**STATED TASK**
Copy each line where the word "Adaptive" occurs.

**DATA SECTION**
==============================

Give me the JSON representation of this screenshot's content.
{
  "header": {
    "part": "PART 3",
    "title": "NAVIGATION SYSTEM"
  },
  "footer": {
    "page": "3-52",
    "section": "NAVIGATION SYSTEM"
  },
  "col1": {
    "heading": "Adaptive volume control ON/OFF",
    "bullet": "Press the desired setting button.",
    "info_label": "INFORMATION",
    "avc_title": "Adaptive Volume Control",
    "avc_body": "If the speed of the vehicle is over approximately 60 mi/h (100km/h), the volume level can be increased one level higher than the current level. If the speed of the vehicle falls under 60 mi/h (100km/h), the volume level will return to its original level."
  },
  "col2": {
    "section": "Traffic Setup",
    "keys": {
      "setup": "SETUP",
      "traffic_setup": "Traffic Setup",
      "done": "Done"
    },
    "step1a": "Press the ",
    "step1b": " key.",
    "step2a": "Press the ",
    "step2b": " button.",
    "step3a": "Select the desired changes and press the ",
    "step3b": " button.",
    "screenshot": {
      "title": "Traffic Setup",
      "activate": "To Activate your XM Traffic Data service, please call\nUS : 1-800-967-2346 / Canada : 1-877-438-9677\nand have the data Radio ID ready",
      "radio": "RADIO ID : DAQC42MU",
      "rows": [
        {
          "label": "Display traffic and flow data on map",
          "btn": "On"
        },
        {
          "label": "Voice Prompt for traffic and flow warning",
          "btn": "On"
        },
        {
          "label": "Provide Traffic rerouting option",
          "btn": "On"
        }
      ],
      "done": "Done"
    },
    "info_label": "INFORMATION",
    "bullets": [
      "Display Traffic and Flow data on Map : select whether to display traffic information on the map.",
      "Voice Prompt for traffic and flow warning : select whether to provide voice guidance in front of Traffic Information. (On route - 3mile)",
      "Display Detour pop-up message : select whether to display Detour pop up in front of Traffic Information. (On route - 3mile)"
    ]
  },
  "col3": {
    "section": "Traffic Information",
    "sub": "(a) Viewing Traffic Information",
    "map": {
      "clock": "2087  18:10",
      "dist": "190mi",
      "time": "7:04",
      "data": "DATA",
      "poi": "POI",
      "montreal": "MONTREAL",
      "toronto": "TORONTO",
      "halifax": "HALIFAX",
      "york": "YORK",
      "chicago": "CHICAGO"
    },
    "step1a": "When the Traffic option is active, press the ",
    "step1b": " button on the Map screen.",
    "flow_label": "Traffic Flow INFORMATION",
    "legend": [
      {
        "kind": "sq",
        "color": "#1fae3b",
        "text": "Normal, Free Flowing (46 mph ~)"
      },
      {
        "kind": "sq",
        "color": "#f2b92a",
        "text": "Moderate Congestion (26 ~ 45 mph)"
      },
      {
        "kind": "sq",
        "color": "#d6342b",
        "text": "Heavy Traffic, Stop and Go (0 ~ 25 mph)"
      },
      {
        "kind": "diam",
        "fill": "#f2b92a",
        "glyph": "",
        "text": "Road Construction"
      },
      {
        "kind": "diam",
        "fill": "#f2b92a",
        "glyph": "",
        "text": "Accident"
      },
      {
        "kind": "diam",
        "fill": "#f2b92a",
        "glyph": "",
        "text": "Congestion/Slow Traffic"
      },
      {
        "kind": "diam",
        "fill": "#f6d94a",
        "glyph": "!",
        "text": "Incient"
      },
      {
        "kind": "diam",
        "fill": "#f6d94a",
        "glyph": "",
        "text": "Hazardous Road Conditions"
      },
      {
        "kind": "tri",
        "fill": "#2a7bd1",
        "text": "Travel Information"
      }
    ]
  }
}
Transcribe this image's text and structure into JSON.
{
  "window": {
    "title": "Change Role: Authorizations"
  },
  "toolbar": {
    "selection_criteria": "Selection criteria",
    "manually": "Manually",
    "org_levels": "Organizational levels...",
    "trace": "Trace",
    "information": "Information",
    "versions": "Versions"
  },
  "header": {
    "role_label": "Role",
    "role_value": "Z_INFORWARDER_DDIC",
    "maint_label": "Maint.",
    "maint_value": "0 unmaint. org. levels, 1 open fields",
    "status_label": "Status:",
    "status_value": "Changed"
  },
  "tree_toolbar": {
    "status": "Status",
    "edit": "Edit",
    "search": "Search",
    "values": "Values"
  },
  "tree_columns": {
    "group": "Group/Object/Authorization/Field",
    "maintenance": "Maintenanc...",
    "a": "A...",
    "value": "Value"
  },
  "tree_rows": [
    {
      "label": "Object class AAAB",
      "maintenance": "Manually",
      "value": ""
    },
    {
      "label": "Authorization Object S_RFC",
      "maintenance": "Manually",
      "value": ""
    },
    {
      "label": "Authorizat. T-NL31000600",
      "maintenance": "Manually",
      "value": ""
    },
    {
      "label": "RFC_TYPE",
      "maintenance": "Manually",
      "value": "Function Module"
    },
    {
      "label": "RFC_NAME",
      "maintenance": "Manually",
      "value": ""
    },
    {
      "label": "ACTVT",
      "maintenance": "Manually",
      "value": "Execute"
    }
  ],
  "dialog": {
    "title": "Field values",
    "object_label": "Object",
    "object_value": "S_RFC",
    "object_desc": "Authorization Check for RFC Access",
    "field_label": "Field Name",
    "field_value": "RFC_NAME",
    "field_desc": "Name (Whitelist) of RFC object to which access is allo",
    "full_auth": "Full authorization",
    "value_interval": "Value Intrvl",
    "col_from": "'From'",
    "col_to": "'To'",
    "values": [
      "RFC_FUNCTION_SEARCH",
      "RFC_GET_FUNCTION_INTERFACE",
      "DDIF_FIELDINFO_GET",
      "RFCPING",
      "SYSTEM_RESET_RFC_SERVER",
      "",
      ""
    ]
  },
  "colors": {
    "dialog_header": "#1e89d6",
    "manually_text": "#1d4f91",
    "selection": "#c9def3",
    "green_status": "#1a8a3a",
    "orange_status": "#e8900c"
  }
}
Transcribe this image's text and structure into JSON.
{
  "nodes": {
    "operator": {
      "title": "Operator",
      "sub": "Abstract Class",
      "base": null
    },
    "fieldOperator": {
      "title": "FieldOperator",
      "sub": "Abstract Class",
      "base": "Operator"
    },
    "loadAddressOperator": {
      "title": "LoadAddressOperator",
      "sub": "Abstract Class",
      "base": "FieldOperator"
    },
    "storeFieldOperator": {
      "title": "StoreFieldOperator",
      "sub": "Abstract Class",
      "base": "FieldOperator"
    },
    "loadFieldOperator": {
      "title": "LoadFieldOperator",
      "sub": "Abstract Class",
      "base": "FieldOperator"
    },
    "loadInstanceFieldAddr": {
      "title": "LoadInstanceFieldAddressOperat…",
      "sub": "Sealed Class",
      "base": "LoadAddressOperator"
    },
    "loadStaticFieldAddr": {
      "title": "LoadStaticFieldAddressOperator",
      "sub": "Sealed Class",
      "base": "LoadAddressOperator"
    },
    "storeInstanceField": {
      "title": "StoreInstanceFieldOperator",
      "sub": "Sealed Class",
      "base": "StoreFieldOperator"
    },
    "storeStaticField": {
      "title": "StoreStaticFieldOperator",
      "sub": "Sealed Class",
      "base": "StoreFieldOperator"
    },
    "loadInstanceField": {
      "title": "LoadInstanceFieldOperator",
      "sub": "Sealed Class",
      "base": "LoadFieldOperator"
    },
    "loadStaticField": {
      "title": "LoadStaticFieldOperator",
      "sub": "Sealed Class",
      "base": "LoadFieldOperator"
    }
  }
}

==============================

**REPLY TO THE TASK**
    "heading": "Adaptive volume control ON/OFF",
    "avc_title": "Adaptive Volume Control",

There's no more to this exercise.